Given problem. Show all lines holding "ลปากรท".

Supplied material.
START

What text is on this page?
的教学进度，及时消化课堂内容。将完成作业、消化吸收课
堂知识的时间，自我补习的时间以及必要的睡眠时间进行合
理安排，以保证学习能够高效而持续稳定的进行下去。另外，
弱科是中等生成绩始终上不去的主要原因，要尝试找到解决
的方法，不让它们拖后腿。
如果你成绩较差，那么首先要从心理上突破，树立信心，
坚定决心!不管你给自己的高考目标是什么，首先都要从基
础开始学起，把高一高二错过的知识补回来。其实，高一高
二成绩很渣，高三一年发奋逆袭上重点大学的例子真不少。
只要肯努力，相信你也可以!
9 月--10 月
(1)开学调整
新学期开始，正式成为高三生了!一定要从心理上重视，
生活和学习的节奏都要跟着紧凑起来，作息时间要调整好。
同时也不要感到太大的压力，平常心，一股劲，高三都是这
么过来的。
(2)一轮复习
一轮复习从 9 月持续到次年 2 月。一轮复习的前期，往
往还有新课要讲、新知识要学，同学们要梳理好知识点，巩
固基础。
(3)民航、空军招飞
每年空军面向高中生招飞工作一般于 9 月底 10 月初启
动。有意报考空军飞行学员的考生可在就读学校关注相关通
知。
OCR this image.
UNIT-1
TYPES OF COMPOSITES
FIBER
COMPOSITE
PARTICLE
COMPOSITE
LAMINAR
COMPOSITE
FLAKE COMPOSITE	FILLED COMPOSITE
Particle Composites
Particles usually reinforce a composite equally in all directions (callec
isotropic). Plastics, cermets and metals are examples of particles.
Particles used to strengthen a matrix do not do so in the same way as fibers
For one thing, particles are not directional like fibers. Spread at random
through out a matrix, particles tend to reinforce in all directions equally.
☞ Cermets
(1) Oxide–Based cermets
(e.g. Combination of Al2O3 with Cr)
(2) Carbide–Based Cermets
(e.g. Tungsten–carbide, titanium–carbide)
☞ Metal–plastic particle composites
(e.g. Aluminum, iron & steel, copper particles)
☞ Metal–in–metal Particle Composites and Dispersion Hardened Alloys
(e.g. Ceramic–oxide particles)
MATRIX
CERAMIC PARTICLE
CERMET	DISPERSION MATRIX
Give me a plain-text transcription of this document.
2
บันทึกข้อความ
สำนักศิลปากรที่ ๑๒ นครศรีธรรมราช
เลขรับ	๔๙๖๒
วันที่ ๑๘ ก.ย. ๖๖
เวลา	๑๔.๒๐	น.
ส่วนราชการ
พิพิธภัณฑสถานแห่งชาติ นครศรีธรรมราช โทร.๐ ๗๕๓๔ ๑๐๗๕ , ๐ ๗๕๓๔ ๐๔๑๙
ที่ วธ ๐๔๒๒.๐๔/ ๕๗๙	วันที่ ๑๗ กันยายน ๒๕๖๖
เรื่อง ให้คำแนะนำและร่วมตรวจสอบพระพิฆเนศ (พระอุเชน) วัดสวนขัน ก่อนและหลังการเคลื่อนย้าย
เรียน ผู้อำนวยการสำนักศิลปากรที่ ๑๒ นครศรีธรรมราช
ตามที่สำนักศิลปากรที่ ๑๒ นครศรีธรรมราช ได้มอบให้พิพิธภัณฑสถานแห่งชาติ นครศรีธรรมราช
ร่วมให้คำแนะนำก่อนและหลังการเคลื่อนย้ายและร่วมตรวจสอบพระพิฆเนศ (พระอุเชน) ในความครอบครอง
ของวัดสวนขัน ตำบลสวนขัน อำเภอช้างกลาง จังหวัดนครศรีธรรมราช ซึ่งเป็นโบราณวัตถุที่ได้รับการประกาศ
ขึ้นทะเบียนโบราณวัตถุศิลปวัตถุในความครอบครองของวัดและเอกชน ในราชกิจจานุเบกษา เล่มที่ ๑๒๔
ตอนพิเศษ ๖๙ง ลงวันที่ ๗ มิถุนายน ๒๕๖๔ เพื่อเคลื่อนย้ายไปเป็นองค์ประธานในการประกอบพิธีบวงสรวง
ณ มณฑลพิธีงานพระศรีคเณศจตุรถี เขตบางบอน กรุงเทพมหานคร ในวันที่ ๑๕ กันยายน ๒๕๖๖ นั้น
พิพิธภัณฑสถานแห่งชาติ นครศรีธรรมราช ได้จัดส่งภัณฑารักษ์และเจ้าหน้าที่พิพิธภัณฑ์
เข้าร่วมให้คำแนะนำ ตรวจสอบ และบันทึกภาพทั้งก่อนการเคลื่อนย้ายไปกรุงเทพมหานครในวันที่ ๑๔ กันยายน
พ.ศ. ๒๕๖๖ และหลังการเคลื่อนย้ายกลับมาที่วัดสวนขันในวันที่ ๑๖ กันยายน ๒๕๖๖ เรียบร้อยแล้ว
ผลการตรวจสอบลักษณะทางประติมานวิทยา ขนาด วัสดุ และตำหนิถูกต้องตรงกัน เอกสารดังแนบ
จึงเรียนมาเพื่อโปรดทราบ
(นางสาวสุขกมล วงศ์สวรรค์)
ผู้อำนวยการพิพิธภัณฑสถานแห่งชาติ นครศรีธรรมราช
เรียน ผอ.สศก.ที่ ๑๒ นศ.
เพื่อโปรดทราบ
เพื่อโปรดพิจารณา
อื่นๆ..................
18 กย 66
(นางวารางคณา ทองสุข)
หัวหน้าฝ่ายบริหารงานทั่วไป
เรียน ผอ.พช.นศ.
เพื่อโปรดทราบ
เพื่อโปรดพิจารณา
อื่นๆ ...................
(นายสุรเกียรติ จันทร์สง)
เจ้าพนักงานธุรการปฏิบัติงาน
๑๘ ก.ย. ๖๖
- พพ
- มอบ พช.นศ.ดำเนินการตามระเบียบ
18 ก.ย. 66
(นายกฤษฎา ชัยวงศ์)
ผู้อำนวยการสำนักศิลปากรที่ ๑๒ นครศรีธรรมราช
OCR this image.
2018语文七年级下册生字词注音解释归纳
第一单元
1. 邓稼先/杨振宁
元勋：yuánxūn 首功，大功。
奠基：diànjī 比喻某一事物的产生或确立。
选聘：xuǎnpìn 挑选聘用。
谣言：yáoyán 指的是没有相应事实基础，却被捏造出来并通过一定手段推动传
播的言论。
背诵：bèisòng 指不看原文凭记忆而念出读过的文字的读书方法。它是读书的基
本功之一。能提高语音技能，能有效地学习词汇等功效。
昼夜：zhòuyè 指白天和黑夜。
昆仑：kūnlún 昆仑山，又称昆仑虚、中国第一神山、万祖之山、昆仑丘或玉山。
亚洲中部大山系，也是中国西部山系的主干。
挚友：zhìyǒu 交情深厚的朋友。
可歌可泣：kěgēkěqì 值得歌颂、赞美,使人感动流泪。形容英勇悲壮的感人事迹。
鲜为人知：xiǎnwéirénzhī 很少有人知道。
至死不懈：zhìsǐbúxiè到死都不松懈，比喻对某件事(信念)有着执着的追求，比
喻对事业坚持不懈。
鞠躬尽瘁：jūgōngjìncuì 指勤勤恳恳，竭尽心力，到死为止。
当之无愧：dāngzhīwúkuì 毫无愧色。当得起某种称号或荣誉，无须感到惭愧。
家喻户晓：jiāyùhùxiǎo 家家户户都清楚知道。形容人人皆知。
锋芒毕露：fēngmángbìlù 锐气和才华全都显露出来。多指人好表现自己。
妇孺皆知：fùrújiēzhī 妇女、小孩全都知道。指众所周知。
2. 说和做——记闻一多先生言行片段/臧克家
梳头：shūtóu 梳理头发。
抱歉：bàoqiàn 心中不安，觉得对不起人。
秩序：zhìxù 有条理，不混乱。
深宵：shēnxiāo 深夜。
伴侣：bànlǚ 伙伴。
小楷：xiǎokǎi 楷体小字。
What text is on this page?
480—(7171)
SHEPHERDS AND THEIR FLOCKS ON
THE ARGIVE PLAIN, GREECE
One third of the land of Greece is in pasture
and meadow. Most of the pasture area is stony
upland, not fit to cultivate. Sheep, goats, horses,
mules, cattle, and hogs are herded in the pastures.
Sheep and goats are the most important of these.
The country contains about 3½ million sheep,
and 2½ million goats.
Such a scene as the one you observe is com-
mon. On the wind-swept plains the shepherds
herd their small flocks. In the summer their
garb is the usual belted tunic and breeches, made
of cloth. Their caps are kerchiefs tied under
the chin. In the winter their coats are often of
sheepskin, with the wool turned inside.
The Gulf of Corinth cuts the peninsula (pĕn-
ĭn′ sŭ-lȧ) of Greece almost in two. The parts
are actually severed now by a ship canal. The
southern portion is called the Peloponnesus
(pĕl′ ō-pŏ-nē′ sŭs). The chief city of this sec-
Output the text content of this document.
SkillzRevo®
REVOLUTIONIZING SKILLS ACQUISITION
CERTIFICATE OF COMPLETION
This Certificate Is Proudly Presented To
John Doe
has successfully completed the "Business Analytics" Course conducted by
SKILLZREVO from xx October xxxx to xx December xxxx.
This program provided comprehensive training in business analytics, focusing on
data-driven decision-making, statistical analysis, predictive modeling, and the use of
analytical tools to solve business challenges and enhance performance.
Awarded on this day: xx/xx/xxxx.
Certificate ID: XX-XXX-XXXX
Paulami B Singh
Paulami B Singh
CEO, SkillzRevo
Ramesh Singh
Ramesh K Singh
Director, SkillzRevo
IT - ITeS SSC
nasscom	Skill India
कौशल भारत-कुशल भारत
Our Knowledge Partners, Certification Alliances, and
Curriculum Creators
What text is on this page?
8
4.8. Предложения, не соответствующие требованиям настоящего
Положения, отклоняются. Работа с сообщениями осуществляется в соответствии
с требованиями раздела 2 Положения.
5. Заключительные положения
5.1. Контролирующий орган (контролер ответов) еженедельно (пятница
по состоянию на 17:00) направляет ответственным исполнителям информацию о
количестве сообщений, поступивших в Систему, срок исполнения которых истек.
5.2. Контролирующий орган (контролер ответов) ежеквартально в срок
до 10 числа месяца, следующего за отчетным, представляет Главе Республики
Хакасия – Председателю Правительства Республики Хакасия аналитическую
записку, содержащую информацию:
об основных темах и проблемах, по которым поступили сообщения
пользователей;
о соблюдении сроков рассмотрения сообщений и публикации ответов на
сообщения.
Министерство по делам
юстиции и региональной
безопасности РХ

END

Result.
สำนักศิลปากรที่ ๑๒ นครศรีธรรมราช
เรียน ผู้อำนวยการสำนักศิลปากรที่ ๑๒ นครศรีธรรมราช
ตามที่สำนักศิลปากรที่ ๑๒ นครศรีธรรมราช ได้มอบให้พิพิธภัณฑสถานแห่งชาติ นครศรีธรรมราช
ผู้อำนวยการสำนักศิลปากรที่ ๑๒ นครศรีธรรมราช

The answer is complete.